■ What to work on: Put the lines from the start through the line containing "lcd-piece-dot [306, 178, 308, 180]" into a numbered list, leaving out any blank lines.

■ Spatial annotation lines:
•••

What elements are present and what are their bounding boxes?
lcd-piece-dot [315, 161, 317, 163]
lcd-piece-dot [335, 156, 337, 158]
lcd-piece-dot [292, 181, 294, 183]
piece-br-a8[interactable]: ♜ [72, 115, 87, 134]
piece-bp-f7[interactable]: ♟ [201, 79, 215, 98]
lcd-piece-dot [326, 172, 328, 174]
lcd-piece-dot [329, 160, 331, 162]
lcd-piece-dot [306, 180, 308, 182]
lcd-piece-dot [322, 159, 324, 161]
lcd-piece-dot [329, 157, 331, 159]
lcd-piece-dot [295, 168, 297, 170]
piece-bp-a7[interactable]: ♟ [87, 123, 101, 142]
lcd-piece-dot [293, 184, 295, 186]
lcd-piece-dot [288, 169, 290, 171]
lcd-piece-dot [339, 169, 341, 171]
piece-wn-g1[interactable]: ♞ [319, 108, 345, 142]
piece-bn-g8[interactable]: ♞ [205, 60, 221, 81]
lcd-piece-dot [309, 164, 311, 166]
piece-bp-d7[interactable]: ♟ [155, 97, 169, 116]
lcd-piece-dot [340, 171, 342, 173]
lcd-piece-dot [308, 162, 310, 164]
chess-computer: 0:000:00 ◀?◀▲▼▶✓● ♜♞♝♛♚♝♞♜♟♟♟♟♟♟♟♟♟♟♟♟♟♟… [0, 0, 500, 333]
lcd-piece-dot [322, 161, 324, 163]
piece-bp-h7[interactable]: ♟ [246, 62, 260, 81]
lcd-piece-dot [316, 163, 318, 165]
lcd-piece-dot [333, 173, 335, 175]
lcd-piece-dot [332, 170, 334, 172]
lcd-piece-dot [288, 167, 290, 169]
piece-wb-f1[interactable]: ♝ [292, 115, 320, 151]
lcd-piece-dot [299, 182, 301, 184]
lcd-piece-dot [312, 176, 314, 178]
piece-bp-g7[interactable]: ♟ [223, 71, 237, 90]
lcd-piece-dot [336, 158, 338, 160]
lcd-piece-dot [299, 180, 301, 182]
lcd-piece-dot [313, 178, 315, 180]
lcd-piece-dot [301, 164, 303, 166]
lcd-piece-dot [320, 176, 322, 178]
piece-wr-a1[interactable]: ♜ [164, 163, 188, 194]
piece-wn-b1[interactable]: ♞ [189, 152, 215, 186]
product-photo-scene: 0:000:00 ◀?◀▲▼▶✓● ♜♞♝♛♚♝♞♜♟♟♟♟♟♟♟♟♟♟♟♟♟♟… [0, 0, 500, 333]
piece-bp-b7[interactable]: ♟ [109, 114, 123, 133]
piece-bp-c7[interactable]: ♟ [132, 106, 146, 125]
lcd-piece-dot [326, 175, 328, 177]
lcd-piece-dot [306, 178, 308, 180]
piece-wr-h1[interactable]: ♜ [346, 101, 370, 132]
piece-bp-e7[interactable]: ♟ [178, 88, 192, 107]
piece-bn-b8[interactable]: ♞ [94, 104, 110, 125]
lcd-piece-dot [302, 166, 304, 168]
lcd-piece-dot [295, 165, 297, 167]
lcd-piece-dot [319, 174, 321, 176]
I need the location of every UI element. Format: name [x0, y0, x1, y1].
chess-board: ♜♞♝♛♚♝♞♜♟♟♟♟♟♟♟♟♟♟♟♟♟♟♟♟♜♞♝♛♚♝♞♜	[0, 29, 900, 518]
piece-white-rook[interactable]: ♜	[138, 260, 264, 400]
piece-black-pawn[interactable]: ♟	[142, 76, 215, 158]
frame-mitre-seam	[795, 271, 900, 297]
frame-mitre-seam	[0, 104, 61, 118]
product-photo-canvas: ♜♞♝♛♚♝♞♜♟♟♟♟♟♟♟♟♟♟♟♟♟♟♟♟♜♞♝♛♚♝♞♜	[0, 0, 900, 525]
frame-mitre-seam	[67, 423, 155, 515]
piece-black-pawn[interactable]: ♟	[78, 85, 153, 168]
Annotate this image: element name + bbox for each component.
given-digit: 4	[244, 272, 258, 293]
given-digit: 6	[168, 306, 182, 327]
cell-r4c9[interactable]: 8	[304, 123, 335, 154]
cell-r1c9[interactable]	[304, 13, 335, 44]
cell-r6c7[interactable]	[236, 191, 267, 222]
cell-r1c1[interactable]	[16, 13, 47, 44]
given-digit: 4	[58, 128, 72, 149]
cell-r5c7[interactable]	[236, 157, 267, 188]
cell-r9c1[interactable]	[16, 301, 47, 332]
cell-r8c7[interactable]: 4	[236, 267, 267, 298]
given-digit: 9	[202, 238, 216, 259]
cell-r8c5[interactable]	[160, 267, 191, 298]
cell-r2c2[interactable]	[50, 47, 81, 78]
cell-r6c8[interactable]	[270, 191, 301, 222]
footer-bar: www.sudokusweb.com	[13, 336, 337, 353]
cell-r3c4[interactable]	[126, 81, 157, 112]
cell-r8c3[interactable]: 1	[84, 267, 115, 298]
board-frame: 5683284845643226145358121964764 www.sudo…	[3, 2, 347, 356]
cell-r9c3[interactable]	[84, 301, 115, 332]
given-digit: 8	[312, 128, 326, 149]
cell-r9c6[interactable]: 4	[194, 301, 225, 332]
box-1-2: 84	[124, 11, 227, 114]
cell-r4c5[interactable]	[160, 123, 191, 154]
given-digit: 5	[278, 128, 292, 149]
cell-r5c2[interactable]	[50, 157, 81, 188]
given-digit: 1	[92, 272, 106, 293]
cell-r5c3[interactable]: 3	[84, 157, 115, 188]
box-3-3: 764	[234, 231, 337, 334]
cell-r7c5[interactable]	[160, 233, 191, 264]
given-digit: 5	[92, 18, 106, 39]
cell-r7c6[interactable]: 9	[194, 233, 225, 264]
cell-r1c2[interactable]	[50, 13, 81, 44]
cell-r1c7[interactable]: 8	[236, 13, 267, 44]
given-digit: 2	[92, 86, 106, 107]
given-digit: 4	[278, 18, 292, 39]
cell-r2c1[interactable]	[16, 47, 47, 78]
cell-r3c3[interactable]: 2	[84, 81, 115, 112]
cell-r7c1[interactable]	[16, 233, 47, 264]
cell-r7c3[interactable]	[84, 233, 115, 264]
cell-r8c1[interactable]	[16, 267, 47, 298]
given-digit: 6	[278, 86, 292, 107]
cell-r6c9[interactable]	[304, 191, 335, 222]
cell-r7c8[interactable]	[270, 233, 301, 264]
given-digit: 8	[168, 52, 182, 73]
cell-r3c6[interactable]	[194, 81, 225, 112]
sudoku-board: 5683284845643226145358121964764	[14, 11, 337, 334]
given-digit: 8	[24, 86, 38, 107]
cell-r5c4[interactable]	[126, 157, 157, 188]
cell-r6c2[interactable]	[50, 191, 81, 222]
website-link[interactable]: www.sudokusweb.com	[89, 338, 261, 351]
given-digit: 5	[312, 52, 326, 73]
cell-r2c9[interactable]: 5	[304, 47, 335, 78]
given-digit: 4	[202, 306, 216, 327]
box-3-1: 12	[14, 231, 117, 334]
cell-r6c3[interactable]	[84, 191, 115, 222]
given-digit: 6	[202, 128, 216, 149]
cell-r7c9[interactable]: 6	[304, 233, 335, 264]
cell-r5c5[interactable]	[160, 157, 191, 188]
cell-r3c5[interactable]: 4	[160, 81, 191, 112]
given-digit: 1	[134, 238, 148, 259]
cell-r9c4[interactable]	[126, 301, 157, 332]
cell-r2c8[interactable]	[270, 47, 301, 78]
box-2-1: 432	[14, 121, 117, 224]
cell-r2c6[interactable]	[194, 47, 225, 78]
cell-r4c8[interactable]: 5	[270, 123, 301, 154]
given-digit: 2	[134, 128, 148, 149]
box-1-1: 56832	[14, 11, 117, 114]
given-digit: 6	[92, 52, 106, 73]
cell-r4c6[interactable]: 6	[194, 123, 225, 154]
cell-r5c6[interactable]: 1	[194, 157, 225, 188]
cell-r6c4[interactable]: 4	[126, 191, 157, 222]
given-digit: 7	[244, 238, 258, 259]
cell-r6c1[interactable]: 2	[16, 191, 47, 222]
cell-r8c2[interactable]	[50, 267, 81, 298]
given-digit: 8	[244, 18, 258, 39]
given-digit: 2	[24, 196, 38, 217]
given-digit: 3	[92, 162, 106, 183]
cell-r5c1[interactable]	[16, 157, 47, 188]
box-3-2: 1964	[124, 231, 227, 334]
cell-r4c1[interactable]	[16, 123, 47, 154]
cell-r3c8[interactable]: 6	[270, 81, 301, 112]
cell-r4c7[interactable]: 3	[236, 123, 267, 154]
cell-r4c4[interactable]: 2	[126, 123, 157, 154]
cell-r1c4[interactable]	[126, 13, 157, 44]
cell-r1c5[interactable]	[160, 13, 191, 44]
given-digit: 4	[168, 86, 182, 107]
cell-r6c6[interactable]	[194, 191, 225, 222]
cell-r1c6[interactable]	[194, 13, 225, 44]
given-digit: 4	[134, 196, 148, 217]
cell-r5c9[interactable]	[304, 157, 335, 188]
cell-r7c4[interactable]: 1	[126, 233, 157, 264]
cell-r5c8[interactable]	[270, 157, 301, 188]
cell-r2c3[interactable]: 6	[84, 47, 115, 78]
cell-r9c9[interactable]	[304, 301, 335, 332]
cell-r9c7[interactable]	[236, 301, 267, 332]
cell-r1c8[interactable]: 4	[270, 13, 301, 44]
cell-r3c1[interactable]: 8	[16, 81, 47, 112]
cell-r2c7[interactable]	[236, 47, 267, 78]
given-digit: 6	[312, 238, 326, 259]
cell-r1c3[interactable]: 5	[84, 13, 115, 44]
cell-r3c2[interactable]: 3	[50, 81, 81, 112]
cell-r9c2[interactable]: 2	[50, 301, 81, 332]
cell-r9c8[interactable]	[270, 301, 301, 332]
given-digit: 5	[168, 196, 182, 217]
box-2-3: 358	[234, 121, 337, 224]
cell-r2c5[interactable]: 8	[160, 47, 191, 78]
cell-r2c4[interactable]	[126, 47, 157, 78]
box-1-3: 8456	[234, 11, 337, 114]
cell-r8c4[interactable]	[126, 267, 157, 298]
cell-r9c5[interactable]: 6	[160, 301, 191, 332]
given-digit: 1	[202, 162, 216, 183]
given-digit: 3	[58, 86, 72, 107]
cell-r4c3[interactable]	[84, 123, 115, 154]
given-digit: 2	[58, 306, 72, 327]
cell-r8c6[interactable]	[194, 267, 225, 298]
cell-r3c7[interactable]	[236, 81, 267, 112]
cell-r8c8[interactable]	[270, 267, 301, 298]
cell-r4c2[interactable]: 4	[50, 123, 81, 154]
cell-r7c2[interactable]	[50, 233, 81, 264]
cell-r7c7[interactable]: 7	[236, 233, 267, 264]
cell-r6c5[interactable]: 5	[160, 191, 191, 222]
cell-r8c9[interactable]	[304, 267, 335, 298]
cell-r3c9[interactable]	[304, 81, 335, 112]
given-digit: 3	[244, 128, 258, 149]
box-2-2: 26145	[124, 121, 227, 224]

•••

■ Finished task:
1. What elements are present and what are their bounding boxes?
2. lcd-piece-dot [315, 161, 317, 163]
3. lcd-piece-dot [335, 156, 337, 158]
4. lcd-piece-dot [292, 181, 294, 183]
5. piece-br-a8[interactable]: ♜ [72, 115, 87, 134]
6. piece-bp-f7[interactable]: ♟ [201, 79, 215, 98]
7. lcd-piece-dot [326, 172, 328, 174]
8. lcd-piece-dot [329, 160, 331, 162]
9. lcd-piece-dot [306, 180, 308, 182]
10. lcd-piece-dot [322, 159, 324, 161]
11. lcd-piece-dot [329, 157, 331, 159]
12. lcd-piece-dot [295, 168, 297, 170]
13. piece-bp-a7[interactable]: ♟ [87, 123, 101, 142]
14. lcd-piece-dot [293, 184, 295, 186]
15. lcd-piece-dot [288, 169, 290, 171]
16. lcd-piece-dot [339, 169, 341, 171]
17. piece-wn-g1[interactable]: ♞ [319, 108, 345, 142]
18. piece-bn-g8[interactable]: ♞ [205, 60, 221, 81]
19. lcd-piece-dot [309, 164, 311, 166]
20. piece-bp-d7[interactable]: ♟ [155, 97, 169, 116]
21. lcd-piece-dot [340, 171, 342, 173]
22. lcd-piece-dot [308, 162, 310, 164]
23. chess-computer: 0:000:00 ◀?◀▲▼▶✓● ♜♞♝♛♚♝♞♜♟♟♟♟♟♟♟♟♟♟♟♟♟♟… [0, 0, 500, 333]
24. lcd-piece-dot [322, 161, 324, 163]
25. piece-bp-h7[interactable]: ♟ [246, 62, 260, 81]
26. lcd-piece-dot [316, 163, 318, 165]
27. lcd-piece-dot [333, 173, 335, 175]
28. lcd-piece-dot [332, 170, 334, 172]
29. lcd-piece-dot [288, 167, 290, 169]
30. piece-wb-f1[interactable]: ♝ [292, 115, 320, 151]
31. lcd-piece-dot [299, 182, 301, 184]
32. lcd-piece-dot [312, 176, 314, 178]
33. piece-bp-g7[interactable]: ♟ [223, 71, 237, 90]
34. lcd-piece-dot [336, 158, 338, 160]
35. lcd-piece-dot [299, 180, 301, 182]
36. lcd-piece-dot [313, 178, 315, 180]
37. lcd-piece-dot [301, 164, 303, 166]
38. lcd-piece-dot [320, 176, 322, 178]
39. piece-wr-a1[interactable]: ♜ [164, 163, 188, 194]
40. piece-wn-b1[interactable]: ♞ [189, 152, 215, 186]
41. product-photo-scene: 0:000:00 ◀?◀▲▼▶✓● ♜♞♝♛♚♝♞♜♟♟♟♟♟♟♟♟♟♟♟♟♟♟… [0, 0, 500, 333]
42. piece-bp-b7[interactable]: ♟ [109, 114, 123, 133]
43. piece-bp-c7[interactable]: ♟ [132, 106, 146, 125]
44. lcd-piece-dot [326, 175, 328, 177]
45. lcd-piece-dot [306, 178, 308, 180]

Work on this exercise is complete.